— DIRECTIONS FOR THIS TASK —
Identify each line holding the string "JSON" and copy it.

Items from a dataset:
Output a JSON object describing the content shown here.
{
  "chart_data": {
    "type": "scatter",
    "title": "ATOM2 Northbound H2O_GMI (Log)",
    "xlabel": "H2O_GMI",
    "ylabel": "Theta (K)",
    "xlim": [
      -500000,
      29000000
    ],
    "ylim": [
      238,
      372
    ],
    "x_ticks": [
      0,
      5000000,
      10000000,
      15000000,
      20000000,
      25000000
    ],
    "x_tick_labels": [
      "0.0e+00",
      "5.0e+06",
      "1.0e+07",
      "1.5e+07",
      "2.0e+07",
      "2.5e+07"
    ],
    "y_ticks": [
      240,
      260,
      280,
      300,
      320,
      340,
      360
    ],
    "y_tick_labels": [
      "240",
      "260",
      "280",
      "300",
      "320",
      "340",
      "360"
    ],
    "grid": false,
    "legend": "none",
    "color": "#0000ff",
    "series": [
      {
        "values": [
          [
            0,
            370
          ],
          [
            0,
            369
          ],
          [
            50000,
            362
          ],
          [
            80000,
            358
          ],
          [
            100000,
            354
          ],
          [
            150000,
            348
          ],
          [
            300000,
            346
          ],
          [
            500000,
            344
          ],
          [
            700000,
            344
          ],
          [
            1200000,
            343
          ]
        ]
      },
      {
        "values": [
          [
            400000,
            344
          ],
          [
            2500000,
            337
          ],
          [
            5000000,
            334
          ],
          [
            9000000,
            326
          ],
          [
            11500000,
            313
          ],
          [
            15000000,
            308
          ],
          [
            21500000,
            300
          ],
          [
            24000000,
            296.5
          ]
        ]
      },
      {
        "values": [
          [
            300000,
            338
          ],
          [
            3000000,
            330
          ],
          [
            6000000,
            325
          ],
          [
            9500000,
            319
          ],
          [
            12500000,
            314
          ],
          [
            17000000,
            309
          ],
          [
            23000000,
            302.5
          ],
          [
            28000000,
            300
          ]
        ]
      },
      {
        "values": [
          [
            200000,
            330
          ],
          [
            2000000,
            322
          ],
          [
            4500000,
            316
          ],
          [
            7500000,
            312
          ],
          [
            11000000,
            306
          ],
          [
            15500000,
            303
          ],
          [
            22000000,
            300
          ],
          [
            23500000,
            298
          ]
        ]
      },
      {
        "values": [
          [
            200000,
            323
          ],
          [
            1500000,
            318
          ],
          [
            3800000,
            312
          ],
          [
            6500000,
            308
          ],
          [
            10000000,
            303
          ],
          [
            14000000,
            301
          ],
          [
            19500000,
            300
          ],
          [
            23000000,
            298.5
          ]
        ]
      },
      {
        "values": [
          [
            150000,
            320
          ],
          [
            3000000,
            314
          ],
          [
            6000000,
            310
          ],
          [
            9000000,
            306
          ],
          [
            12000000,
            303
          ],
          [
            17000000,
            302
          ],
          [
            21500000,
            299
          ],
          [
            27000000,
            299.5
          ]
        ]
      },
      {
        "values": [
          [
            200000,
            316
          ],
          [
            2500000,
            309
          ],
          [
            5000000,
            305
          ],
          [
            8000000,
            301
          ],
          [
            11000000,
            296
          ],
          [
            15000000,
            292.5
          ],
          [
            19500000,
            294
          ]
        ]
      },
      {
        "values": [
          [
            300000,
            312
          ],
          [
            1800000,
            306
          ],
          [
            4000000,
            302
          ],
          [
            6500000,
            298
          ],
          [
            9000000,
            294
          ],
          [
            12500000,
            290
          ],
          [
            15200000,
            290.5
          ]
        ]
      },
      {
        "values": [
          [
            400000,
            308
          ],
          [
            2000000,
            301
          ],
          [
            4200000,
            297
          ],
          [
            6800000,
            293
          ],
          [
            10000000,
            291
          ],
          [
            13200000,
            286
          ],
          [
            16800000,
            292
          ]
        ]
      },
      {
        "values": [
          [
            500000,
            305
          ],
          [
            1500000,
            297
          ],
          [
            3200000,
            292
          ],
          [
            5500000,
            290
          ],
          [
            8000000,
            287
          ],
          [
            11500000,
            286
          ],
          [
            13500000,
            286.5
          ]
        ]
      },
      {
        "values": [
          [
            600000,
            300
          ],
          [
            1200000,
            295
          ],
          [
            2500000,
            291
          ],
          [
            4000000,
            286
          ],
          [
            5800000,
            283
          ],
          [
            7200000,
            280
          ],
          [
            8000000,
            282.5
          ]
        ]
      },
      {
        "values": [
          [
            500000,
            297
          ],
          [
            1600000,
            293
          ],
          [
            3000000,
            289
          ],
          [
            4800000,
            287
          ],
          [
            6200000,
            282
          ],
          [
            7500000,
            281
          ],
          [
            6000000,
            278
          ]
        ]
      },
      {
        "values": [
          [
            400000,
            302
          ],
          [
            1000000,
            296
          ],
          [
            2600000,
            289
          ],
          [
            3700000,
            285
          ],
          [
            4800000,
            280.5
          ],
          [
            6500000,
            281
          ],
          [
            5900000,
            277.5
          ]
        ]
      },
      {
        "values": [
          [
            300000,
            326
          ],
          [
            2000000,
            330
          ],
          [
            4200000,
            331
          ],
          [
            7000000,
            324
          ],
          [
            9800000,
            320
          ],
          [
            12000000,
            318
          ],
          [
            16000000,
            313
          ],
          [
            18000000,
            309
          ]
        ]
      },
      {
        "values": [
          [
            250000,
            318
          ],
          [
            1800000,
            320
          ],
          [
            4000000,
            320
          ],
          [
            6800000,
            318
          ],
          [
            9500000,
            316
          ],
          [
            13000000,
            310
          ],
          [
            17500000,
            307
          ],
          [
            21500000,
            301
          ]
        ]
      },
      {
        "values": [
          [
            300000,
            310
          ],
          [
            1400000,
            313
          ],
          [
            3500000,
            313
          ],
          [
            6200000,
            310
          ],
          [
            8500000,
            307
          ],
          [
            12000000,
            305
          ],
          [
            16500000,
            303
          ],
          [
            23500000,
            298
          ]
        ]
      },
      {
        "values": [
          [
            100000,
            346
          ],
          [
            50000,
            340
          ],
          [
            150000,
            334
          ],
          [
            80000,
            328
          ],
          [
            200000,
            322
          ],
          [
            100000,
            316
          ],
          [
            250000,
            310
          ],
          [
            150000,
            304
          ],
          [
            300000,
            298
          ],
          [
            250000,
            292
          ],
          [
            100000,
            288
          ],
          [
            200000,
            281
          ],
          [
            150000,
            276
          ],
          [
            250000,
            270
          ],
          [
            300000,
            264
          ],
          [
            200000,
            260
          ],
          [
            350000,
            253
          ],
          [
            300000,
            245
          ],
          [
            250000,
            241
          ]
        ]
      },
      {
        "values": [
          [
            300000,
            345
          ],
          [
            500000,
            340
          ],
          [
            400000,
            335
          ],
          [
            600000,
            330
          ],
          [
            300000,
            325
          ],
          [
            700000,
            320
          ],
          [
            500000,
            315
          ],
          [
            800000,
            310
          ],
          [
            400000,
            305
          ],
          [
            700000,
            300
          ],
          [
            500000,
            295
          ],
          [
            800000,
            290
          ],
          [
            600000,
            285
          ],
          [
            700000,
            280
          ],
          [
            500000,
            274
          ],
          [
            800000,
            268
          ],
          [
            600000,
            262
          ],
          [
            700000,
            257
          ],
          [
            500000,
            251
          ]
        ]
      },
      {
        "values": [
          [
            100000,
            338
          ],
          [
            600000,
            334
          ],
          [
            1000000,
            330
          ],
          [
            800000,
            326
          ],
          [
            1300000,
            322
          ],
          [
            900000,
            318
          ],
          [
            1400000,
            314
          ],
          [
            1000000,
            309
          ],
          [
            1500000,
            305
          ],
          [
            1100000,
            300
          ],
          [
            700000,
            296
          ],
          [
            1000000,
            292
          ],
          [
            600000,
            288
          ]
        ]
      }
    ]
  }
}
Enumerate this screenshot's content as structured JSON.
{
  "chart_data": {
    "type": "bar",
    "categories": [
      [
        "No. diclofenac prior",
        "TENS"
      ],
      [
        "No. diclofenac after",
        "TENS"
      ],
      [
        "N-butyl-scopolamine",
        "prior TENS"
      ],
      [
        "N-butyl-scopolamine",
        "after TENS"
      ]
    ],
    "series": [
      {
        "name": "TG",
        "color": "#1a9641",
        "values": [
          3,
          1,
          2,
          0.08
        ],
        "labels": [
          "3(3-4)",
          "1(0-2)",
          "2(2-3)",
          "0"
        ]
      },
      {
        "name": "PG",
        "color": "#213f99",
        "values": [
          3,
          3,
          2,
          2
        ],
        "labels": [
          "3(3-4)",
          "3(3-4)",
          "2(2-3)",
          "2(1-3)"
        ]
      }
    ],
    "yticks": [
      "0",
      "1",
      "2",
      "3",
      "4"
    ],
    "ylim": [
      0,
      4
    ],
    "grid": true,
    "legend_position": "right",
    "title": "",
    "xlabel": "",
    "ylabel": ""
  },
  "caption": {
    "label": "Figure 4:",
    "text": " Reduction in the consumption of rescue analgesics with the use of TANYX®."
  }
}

— ANSWER TO THE PROBLEM —
Output a JSON object describing the content shown here.
Enumerate this screenshot's content as structured JSON.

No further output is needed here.